The input start

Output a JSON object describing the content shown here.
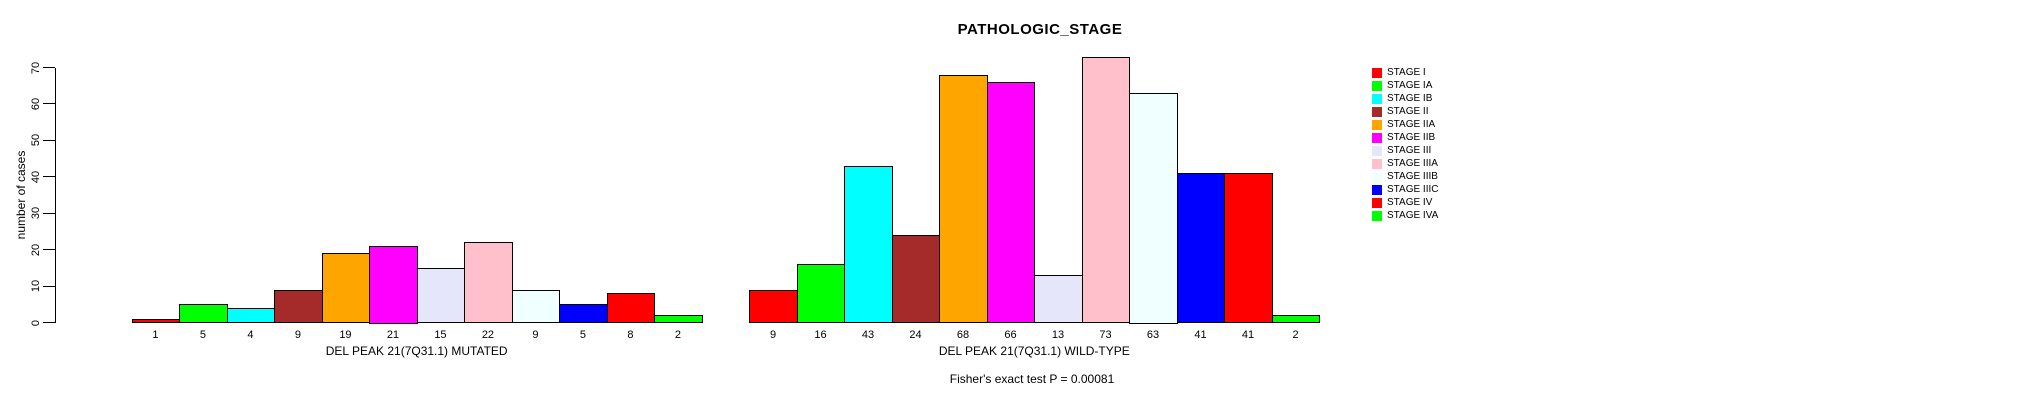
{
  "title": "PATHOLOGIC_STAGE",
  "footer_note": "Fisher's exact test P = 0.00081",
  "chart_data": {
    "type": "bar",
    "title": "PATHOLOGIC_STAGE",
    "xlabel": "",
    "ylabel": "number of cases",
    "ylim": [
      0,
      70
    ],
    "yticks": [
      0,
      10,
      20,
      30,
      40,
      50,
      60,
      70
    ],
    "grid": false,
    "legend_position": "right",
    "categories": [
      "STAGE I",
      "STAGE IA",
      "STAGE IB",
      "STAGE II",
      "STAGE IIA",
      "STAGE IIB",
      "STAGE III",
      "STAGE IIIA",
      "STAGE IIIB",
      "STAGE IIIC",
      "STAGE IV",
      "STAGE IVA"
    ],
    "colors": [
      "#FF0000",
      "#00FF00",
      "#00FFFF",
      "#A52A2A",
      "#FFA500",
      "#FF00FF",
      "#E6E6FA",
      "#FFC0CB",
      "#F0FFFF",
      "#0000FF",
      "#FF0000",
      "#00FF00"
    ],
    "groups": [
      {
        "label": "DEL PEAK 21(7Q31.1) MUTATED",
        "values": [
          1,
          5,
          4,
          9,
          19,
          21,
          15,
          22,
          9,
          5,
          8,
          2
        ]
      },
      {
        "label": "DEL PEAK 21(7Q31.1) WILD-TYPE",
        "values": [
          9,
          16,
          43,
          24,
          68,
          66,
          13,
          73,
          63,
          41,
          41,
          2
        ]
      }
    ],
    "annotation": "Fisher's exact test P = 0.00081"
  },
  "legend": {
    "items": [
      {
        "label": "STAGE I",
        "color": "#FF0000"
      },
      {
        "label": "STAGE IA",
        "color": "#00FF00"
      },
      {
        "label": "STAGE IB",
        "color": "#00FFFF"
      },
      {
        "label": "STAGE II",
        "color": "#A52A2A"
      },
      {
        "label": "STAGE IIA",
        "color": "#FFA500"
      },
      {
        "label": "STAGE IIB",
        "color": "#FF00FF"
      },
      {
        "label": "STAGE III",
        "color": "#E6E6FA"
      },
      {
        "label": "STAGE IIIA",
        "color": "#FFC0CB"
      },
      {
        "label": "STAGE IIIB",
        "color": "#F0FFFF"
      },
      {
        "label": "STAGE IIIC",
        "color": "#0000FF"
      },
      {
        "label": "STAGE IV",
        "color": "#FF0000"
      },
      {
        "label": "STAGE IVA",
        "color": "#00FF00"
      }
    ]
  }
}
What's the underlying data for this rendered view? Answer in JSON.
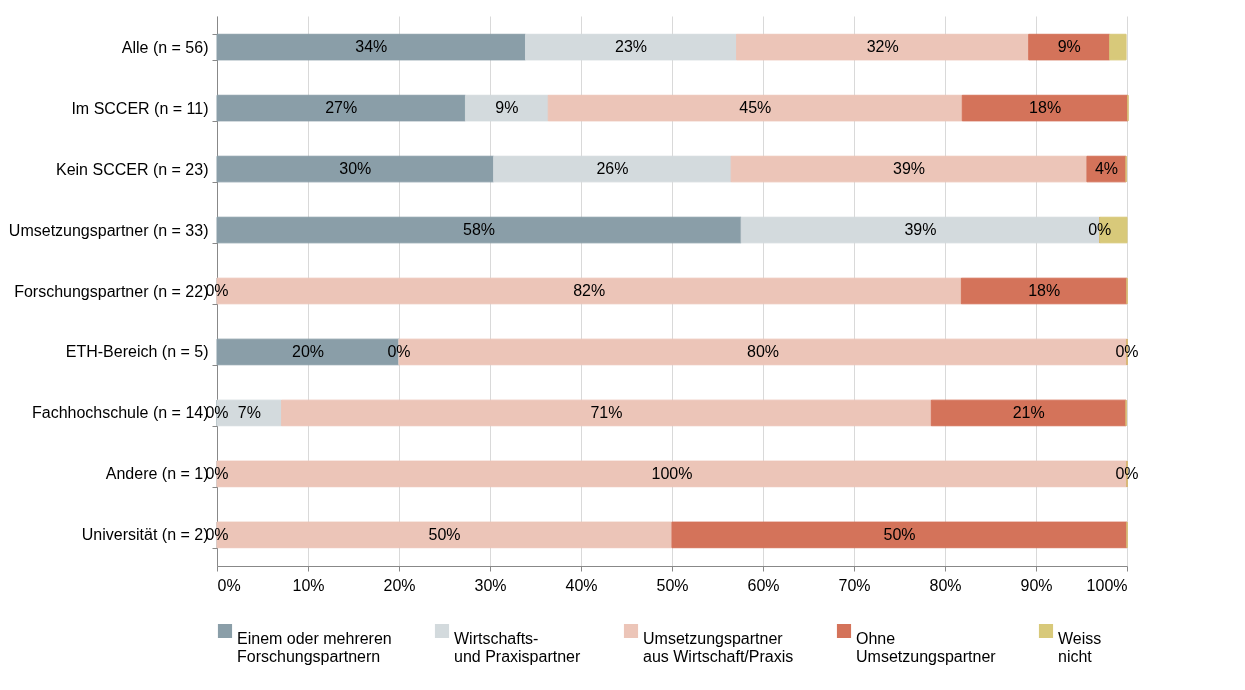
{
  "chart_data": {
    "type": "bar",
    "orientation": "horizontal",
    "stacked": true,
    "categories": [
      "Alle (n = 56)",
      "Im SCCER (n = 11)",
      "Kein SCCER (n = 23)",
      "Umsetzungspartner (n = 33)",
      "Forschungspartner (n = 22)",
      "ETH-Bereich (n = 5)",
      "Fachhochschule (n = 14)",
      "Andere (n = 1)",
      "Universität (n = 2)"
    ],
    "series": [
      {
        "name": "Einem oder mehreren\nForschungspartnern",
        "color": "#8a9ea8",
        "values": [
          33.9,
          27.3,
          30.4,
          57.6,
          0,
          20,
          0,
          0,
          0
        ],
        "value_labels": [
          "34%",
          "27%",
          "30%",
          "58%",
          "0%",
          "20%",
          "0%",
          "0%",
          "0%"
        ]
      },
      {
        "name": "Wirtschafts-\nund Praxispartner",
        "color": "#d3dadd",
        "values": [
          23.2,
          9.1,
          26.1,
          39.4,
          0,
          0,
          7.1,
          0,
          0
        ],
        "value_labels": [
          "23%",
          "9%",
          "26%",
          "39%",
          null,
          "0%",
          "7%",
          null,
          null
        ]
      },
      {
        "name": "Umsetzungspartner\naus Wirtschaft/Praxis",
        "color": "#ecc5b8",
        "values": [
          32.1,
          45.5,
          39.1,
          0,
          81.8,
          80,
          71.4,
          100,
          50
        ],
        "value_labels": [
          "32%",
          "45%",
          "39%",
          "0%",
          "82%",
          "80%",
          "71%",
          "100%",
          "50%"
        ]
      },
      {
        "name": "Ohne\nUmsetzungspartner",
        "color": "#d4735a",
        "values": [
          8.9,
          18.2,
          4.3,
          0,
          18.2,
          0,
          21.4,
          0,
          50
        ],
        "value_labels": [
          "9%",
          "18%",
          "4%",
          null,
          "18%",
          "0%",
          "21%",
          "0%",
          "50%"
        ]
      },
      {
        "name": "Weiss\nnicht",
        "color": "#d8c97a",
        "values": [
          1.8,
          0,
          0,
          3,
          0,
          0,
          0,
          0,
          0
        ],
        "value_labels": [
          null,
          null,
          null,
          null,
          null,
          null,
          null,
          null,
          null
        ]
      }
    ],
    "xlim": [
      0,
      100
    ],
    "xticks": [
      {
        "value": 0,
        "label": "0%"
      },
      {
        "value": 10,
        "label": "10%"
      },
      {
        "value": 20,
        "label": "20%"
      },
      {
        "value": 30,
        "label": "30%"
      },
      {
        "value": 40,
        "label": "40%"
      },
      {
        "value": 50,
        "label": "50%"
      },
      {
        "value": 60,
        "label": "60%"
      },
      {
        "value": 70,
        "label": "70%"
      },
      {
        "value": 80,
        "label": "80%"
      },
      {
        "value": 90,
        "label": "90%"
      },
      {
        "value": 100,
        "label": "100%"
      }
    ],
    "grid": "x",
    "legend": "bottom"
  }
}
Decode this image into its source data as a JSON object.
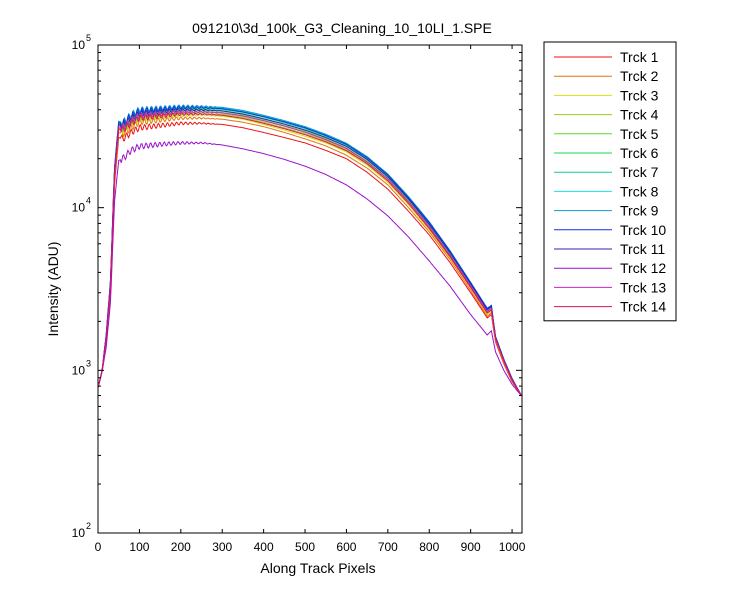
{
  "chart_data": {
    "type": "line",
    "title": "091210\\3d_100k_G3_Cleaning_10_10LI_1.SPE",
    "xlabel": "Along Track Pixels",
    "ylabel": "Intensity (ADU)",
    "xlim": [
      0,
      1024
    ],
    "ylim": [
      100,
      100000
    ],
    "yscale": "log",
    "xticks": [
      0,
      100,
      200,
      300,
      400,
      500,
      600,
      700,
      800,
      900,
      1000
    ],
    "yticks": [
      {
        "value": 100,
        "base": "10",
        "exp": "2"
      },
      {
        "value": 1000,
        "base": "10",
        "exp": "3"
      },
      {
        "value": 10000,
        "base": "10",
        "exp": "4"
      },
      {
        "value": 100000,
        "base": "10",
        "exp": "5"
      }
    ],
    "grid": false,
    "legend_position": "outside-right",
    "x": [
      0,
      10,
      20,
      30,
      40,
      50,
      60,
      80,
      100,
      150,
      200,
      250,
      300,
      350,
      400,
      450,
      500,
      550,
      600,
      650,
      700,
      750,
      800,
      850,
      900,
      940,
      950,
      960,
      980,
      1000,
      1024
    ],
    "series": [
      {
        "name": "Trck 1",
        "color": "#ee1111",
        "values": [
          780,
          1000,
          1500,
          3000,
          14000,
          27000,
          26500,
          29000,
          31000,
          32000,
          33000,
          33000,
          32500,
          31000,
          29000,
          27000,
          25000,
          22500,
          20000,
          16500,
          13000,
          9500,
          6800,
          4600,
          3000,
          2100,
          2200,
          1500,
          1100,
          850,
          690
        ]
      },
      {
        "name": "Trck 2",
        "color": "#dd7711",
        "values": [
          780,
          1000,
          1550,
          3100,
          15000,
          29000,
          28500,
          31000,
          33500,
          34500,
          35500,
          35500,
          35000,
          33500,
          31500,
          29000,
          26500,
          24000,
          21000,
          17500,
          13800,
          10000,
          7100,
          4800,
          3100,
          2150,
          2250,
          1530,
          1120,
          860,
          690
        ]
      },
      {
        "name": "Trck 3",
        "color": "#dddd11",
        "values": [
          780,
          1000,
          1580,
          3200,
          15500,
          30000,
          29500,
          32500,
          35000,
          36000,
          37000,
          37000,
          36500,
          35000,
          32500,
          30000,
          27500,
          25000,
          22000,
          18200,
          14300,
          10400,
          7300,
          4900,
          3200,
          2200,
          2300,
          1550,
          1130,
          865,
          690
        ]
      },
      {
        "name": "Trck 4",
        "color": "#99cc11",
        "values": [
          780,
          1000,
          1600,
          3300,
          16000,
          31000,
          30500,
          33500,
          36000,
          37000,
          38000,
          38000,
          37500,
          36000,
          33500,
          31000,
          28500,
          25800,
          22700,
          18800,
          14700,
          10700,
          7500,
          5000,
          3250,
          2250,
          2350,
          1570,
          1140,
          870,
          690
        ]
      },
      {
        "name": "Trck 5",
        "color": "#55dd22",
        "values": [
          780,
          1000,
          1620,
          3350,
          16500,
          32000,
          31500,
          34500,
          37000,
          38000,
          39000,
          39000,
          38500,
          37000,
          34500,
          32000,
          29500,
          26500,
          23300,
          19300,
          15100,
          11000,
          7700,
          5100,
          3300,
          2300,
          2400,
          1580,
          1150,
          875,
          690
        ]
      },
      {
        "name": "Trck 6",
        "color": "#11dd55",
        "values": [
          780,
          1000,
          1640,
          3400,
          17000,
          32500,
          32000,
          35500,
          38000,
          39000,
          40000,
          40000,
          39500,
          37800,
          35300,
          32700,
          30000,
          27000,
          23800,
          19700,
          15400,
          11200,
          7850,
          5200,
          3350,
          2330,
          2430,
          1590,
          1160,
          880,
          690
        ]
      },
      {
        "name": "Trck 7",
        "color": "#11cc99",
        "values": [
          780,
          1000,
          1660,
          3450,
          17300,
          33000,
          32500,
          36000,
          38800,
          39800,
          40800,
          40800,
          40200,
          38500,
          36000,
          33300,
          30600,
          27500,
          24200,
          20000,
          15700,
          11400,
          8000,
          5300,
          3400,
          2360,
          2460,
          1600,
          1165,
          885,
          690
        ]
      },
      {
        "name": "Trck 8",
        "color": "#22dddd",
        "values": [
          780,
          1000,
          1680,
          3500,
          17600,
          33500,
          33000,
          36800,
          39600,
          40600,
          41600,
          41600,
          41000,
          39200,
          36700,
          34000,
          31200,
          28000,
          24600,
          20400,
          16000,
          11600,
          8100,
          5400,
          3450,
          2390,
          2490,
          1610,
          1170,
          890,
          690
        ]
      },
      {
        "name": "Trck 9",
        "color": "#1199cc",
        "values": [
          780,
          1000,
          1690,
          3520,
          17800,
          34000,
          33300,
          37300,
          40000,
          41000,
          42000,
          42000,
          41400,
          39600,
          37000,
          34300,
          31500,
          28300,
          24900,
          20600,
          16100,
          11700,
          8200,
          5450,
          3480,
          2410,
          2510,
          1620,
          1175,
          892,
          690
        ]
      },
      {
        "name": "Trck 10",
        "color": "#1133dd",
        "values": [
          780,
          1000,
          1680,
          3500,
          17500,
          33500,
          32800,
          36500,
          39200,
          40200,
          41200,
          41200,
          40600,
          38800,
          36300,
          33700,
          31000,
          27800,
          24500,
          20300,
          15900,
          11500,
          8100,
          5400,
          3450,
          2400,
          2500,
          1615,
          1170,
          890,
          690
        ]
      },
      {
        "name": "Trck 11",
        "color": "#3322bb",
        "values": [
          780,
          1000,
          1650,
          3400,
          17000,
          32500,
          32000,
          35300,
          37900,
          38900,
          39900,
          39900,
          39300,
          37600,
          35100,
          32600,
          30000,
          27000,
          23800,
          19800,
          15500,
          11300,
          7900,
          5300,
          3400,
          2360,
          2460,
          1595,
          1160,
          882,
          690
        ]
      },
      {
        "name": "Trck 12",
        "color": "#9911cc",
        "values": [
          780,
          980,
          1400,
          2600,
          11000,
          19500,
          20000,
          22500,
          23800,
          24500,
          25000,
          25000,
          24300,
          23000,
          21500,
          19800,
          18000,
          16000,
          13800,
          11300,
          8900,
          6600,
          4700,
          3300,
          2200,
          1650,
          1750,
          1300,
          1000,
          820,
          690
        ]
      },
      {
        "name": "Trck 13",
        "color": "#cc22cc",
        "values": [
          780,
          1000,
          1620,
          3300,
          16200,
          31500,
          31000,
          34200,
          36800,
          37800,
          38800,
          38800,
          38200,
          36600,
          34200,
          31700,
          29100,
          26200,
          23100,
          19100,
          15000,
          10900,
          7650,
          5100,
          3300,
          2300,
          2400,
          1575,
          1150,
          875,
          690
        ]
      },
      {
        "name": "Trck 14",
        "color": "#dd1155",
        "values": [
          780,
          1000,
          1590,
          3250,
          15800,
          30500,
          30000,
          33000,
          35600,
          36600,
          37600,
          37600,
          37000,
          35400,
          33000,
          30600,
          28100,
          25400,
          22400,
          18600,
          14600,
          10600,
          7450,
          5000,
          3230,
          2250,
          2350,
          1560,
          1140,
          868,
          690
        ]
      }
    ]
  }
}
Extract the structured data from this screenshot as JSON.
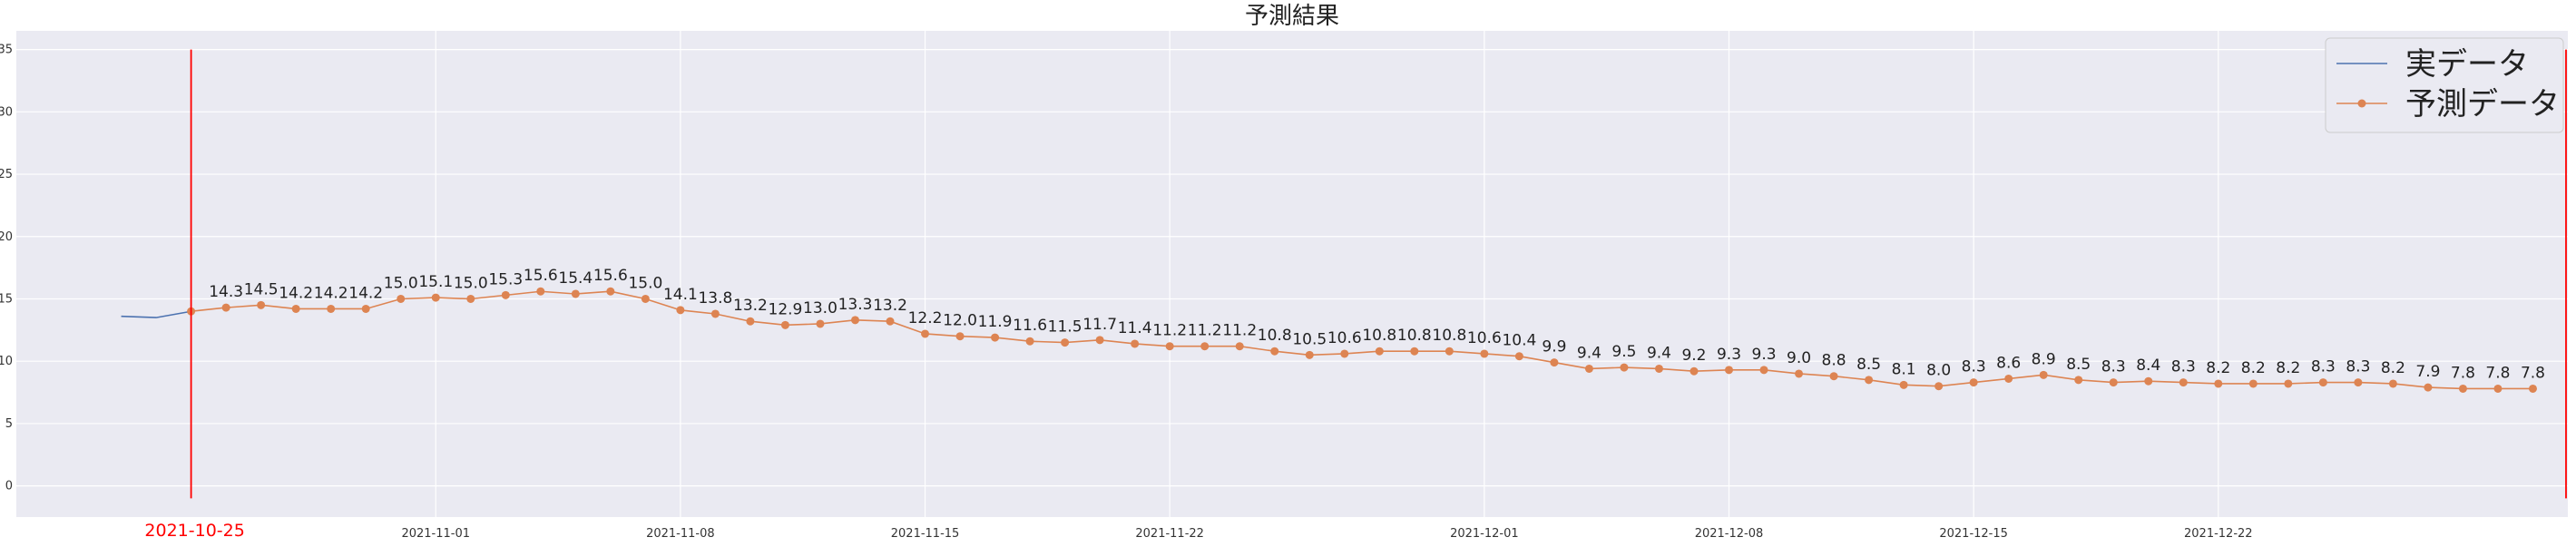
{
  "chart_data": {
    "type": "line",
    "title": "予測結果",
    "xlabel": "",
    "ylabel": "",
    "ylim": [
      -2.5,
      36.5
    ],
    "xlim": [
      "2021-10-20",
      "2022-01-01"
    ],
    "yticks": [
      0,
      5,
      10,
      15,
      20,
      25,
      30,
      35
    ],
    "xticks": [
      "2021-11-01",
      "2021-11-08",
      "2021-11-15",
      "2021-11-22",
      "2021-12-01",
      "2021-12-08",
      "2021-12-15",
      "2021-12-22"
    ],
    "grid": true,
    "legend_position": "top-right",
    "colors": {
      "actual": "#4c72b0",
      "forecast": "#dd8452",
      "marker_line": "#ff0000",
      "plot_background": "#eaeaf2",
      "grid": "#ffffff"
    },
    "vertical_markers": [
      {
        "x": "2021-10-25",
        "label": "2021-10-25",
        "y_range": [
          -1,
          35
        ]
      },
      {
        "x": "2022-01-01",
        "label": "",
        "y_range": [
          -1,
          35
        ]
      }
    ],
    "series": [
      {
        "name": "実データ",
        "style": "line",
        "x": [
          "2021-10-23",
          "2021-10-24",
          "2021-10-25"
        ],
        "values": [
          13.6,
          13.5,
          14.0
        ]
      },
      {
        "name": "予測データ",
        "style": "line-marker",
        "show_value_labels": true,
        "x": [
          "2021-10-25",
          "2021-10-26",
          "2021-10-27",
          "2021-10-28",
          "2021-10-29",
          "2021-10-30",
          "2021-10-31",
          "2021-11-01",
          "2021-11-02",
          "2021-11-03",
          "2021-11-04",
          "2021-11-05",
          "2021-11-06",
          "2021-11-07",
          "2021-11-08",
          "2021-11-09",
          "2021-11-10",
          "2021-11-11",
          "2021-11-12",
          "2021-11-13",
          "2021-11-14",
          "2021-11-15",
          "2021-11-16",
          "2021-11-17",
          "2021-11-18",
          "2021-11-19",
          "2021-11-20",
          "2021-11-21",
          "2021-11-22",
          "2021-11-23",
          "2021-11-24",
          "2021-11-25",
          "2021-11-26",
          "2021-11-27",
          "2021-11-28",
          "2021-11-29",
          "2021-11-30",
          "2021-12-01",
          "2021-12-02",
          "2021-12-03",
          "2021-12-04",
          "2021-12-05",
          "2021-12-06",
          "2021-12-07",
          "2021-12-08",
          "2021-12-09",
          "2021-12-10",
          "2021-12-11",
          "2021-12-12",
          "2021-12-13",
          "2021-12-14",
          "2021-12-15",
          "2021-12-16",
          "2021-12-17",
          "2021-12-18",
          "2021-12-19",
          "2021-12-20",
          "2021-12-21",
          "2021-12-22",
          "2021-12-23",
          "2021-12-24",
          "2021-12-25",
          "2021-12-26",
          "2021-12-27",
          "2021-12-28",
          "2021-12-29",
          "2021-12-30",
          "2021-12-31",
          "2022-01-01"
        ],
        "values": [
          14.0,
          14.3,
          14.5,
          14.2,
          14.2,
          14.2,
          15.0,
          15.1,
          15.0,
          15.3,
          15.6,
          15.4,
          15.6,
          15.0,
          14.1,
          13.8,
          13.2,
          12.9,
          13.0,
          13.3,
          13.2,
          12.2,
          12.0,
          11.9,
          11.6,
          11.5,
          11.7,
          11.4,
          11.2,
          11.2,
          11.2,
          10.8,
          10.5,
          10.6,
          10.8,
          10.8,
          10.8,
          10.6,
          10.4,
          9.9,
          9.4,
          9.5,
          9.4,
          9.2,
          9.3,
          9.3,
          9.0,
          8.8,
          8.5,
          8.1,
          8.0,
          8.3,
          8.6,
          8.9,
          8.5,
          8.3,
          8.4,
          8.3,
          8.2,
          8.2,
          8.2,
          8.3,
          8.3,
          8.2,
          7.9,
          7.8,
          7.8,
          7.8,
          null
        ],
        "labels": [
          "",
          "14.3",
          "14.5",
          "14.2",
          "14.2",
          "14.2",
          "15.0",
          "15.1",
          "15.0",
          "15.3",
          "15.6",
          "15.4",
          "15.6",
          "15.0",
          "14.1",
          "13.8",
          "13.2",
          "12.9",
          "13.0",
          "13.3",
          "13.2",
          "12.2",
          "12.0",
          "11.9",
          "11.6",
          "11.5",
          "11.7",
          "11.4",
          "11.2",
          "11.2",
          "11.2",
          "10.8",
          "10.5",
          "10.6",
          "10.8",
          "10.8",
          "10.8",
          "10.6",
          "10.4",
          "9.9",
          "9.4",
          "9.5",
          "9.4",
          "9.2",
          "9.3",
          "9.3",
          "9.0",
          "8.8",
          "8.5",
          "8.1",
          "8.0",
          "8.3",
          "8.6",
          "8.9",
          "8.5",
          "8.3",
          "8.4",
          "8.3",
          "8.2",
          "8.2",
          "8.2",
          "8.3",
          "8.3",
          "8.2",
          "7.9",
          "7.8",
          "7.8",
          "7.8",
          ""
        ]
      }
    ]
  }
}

The input end

▶ _Exercise_:
Check each line of the records above for the string "object", and report every line that has it.

▶ _Solution for this exercise_:
Output a JSON object describing the content shown here.
Decode this image into its source data as a JSON object.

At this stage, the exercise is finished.